- [OBJECTIVE]: Your task is to write out the complete listing exactly as it is shown.

- [PROVIDED DATA]:
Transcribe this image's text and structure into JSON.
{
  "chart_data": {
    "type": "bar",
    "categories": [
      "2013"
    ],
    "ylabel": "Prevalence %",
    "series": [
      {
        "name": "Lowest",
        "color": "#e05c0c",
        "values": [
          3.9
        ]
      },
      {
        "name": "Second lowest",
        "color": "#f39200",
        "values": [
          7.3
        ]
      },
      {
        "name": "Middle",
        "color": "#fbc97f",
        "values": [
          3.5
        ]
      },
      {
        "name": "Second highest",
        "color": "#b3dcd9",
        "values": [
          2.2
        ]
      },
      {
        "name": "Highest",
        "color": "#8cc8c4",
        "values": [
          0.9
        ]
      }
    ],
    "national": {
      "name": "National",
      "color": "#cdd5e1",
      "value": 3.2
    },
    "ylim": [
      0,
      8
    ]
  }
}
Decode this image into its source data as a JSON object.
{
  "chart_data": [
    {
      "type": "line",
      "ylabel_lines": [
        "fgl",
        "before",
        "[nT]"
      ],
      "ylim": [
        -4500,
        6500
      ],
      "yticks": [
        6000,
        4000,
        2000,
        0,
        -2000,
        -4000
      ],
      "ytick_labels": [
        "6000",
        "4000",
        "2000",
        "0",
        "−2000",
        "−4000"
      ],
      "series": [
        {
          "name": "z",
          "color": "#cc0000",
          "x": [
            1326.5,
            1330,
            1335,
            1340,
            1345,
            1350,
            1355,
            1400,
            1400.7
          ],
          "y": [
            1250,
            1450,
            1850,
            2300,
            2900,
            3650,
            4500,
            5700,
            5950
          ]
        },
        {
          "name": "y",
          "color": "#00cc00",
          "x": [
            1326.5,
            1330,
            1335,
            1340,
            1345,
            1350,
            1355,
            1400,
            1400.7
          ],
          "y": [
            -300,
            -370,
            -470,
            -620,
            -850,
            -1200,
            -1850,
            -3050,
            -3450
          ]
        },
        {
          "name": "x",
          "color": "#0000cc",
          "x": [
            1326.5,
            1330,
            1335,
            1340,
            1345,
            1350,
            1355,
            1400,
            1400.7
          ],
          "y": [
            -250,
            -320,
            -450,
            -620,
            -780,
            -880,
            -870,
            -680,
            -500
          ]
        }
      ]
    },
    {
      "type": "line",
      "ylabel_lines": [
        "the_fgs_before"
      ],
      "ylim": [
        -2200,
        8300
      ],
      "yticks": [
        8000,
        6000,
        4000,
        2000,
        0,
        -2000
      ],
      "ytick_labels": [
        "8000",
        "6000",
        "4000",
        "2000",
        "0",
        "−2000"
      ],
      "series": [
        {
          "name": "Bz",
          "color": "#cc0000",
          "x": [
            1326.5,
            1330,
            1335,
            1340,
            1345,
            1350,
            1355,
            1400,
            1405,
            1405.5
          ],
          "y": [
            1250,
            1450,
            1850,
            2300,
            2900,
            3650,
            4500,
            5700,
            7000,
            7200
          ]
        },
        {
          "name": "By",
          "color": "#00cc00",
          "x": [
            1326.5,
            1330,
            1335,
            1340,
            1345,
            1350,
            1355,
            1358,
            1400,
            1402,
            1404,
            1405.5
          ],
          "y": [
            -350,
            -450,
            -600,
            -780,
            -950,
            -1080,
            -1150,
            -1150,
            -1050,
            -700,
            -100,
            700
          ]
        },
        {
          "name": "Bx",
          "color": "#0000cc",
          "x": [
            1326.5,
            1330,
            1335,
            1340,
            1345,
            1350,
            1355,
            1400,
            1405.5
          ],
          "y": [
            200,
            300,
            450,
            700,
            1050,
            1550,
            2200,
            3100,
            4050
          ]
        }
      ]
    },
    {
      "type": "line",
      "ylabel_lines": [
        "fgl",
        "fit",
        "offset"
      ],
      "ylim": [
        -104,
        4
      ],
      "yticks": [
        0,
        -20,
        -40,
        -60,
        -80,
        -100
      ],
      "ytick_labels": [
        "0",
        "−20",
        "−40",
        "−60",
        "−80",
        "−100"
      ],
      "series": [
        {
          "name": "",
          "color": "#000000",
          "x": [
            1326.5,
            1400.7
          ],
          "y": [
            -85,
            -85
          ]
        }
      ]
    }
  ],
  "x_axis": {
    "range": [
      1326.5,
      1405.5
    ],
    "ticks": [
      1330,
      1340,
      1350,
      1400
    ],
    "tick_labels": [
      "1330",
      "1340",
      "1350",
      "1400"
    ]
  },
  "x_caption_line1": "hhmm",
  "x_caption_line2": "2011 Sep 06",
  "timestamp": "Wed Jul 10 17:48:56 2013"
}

- [TASK OUTPUT]:
Transcribe this image's text and structure into JSON.
{
  "chart_data": {
    "type": "bar",
    "categories": [
      "2013"
    ],
    "ylabel": "Prevalence %",
    "series": [
      {
        "name": "Lowest",
        "color": "#e05c0c",
        "values": [
          3.9
        ]
      },
      {
        "name": "Second lowest",
        "color": "#f39200",
        "values": [
          7.3
        ]
      },
      {
        "name": "Middle",
        "color": "#fbc97f",
        "values": [
          3.5
        ]
      },
      {
        "name": "Second highest",
        "color": "#b3dcd9",
        "values": [
          2.2
        ]
      },
      {
        "name": "Highest",
        "color": "#8cc8c4",
        "values": [
          0.9
        ]
      }
    ],
    "national": {
      "name": "National",
      "color": "#cdd5e1",
      "value": 3.2
    },
    "ylim": [
      0,
      8
    ]
  }
}
Decode this image into its source data as a JSON object.
{
  "chart_data": [
    {
      "type": "line",
      "ylabel_lines": [
        "fgl",
        "before",
        "[nT]"
      ],
      "ylim": [
        -4500,
        6500
      ],
      "yticks": [
        6000,
        4000,
        2000,
        0,
        -2000,
        -4000
      ],
      "ytick_labels": [
        "6000",
        "4000",
        "2000",
        "0",
        "−2000",
        "−4000"
      ],
      "series": [
        {
          "name": "z",
          "color": "#cc0000",
          "x": [
            1326.5,
            1330,
            1335,
            1340,
            1345,
            1350,
            1355,
            1400,
            1400.7
          ],
          "y": [
            1250,
            1450,
            1850,
            2300,
            2900,
            3650,
            4500,
            5700,
            5950
          ]
        },
        {
          "name": "y",
          "color": "#00cc00",
          "x": [
            1326.5,
            1330,
            1335,
            1340,
            1345,
            1350,
            1355,
            1400,
            1400.7
          ],
          "y": [
            -300,
            -370,
            -470,
            -620,
            -850,
            -1200,
            -1850,
            -3050,
            -3450
          ]
        },
        {
          "name": "x",
          "color": "#0000cc",
          "x": [
            1326.5,
            1330,
            1335,
            1340,
            1345,
            1350,
            1355,
            1400,
            1400.7
          ],
          "y": [
            -250,
            -320,
            -450,
            -620,
            -780,
            -880,
            -870,
            -680,
            -500
          ]
        }
      ]
    },
    {
      "type": "line",
      "ylabel_lines": [
        "the_fgs_before"
      ],
      "ylim": [
        -2200,
        8300
      ],
      "yticks": [
        8000,
        6000,
        4000,
        2000,
        0,
        -2000
      ],
      "ytick_labels": [
        "8000",
        "6000",
        "4000",
        "2000",
        "0",
        "−2000"
      ],
      "series": [
        {
          "name": "Bz",
          "color": "#cc0000",
          "x": [
            1326.5,
            1330,
            1335,
            1340,
            1345,
            1350,
            1355,
            1400,
            1405,
            1405.5
          ],
          "y": [
            1250,
            1450,
            1850,
            2300,
            2900,
            3650,
            4500,
            5700,
            7000,
            7200
          ]
        },
        {
          "name": "By",
          "color": "#00cc00",
          "x": [
            1326.5,
            1330,
            1335,
            1340,
            1345,
            1350,
            1355,
            1358,
            1400,
            1402,
            1404,
            1405.5
          ],
          "y": [
            -350,
            -450,
            -600,
            -780,
            -950,
            -1080,
            -1150,
            -1150,
            -1050,
            -700,
            -100,
            700
          ]
        },
        {
          "name": "Bx",
          "color": "#0000cc",
          "x": [
            1326.5,
            1330,
            1335,
            1340,
            1345,
            1350,
            1355,
            1400,
            1405.5
          ],
          "y": [
            200,
            300,
            450,
            700,
            1050,
            1550,
            2200,
            3100,
            4050
          ]
        }
      ]
    },
    {
      "type": "line",
      "ylabel_lines": [
        "fgl",
        "fit",
        "offset"
      ],
      "ylim": [
        -104,
        4
      ],
      "yticks": [
        0,
        -20,
        -40,
        -60,
        -80,
        -100
      ],
      "ytick_labels": [
        "0",
        "−20",
        "−40",
        "−60",
        "−80",
        "−100"
      ],
      "series": [
        {
          "name": "",
          "color": "#000000",
          "x": [
            1326.5,
            1400.7
          ],
          "y": [
            -85,
            -85
          ]
        }
      ]
    }
  ],
  "x_axis": {
    "range": [
      1326.5,
      1405.5
    ],
    "ticks": [
      1330,
      1340,
      1350,
      1400
    ],
    "tick_labels": [
      "1330",
      "1340",
      "1350",
      "1400"
    ]
  },
  "x_caption_line1": "hhmm",
  "x_caption_line2": "2011 Sep 06",
  "timestamp": "Wed Jul 10 17:48:56 2013"
}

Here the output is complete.